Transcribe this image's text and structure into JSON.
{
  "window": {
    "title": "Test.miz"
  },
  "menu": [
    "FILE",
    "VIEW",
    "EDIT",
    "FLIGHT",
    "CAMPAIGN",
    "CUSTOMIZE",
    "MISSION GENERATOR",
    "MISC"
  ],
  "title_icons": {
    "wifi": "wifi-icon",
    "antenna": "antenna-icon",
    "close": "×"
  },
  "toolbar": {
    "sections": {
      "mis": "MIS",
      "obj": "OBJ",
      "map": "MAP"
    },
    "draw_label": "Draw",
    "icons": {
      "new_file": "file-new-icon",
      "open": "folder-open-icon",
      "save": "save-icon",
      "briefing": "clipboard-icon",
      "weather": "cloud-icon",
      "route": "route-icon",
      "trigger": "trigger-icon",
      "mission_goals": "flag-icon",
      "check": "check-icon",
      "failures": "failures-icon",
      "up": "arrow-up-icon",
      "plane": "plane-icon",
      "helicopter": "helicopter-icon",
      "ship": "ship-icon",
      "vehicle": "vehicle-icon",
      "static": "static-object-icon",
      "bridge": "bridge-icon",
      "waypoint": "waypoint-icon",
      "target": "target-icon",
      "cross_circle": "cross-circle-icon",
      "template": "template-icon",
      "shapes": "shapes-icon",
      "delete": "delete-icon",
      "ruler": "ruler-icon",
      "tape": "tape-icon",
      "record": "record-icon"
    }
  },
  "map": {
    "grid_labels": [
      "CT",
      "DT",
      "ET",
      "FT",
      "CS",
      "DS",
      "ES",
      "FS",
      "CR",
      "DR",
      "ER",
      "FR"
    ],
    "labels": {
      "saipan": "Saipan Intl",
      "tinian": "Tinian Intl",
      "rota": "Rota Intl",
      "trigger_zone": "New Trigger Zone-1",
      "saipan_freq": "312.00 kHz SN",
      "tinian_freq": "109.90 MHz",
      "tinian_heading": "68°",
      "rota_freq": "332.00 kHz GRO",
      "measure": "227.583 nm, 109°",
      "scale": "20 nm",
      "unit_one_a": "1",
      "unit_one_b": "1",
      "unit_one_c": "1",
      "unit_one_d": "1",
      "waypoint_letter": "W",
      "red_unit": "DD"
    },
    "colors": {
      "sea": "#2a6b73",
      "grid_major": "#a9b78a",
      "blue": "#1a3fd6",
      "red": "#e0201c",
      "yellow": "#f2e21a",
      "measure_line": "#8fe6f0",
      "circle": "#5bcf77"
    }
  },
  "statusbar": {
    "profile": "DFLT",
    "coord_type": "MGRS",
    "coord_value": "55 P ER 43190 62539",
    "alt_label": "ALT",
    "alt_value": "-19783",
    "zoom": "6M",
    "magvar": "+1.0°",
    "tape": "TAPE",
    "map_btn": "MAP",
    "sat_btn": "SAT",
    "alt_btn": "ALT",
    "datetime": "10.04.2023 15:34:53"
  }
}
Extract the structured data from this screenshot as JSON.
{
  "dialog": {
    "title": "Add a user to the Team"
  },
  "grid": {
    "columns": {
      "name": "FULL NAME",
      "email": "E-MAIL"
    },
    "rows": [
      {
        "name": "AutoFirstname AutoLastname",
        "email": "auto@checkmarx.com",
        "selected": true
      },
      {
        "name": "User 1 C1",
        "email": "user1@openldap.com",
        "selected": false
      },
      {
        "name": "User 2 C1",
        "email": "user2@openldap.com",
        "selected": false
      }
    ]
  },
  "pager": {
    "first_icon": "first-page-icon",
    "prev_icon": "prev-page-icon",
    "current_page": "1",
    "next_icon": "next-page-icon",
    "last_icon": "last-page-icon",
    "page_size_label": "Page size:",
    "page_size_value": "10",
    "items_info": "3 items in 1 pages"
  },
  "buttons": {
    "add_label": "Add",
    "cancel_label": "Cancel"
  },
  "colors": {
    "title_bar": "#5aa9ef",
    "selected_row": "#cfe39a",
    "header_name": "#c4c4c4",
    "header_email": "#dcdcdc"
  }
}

==*==

> _TASK OBJECTIVE_
Each entry above is to be quoted exactly.

> _REPLY_
Transcribe this image's text and structure into JSON.
{
  "window": {
    "title": "Test.miz"
  },
  "menu": [
    "FILE",
    "VIEW",
    "EDIT",
    "FLIGHT",
    "CAMPAIGN",
    "CUSTOMIZE",
    "MISSION GENERATOR",
    "MISC"
  ],
  "title_icons": {
    "wifi": "wifi-icon",
    "antenna": "antenna-icon",
    "close": "×"
  },
  "toolbar": {
    "sections": {
      "mis": "MIS",
      "obj": "OBJ",
      "map": "MAP"
    },
    "draw_label": "Draw",
    "icons": {
      "new_file": "file-new-icon",
      "open": "folder-open-icon",
      "save": "save-icon",
      "briefing": "clipboard-icon",
      "weather": "cloud-icon",
      "route": "route-icon",
      "trigger": "trigger-icon",
      "mission_goals": "flag-icon",
      "check": "check-icon",
      "failures": "failures-icon",
      "up": "arrow-up-icon",
      "plane": "plane-icon",
      "helicopter": "helicopter-icon",
      "ship": "ship-icon",
      "vehicle": "vehicle-icon",
      "static": "static-object-icon",
      "bridge": "bridge-icon",
      "waypoint": "waypoint-icon",
      "target": "target-icon",
      "cross_circle": "cross-circle-icon",
      "template": "template-icon",
      "shapes": "shapes-icon",
      "delete": "delete-icon",
      "ruler": "ruler-icon",
      "tape": "tape-icon",
      "record": "record-icon"
    }
  },
  "map": {
    "grid_labels": [
      "CT",
      "DT",
      "ET",
      "FT",
      "CS",
      "DS",
      "ES",
      "FS",
      "CR",
      "DR",
      "ER",
      "FR"
    ],
    "labels": {
      "saipan": "Saipan Intl",
      "tinian": "Tinian Intl",
      "rota": "Rota Intl",
      "trigger_zone": "New Trigger Zone-1",
      "saipan_freq": "312.00 kHz SN",
      "tinian_freq": "109.90 MHz",
      "tinian_heading": "68°",
      "rota_freq": "332.00 kHz GRO",
      "measure": "227.583 nm, 109°",
      "scale": "20 nm",
      "unit_one_a": "1",
      "unit_one_b": "1",
      "unit_one_c": "1",
      "unit_one_d": "1",
      "waypoint_letter": "W",
      "red_unit": "DD"
    },
    "colors": {
      "sea": "#2a6b73",
      "grid_major": "#a9b78a",
      "blue": "#1a3fd6",
      "red": "#e0201c",
      "yellow": "#f2e21a",
      "measure_line": "#8fe6f0",
      "circle": "#5bcf77"
    }
  },
  "statusbar": {
    "profile": "DFLT",
    "coord_type": "MGRS",
    "coord_value": "55 P ER 43190 62539",
    "alt_label": "ALT",
    "alt_value": "-19783",
    "zoom": "6M",
    "magvar": "+1.0°",
    "tape": "TAPE",
    "map_btn": "MAP",
    "sat_btn": "SAT",
    "alt_btn": "ALT",
    "datetime": "10.04.2023 15:34:53"
  }
}
Extract the structured data from this screenshot as JSON.
{
  "dialog": {
    "title": "Add a user to the Team"
  },
  "grid": {
    "columns": {
      "name": "FULL NAME",
      "email": "E-MAIL"
    },
    "rows": [
      {
        "name": "AutoFirstname AutoLastname",
        "email": "auto@checkmarx.com",
        "selected": true
      },
      {
        "name": "User 1 C1",
        "email": "user1@openldap.com",
        "selected": false
      },
      {
        "name": "User 2 C1",
        "email": "user2@openldap.com",
        "selected": false
      }
    ]
  },
  "pager": {
    "first_icon": "first-page-icon",
    "prev_icon": "prev-page-icon",
    "current_page": "1",
    "next_icon": "next-page-icon",
    "last_icon": "last-page-icon",
    "page_size_label": "Page size:",
    "page_size_value": "10",
    "items_info": "3 items in 1 pages"
  },
  "buttons": {
    "add_label": "Add",
    "cancel_label": "Cancel"
  },
  "colors": {
    "title_bar": "#5aa9ef",
    "selected_row": "#cfe39a",
    "header_name": "#c4c4c4",
    "header_email": "#dcdcdc"
  }
}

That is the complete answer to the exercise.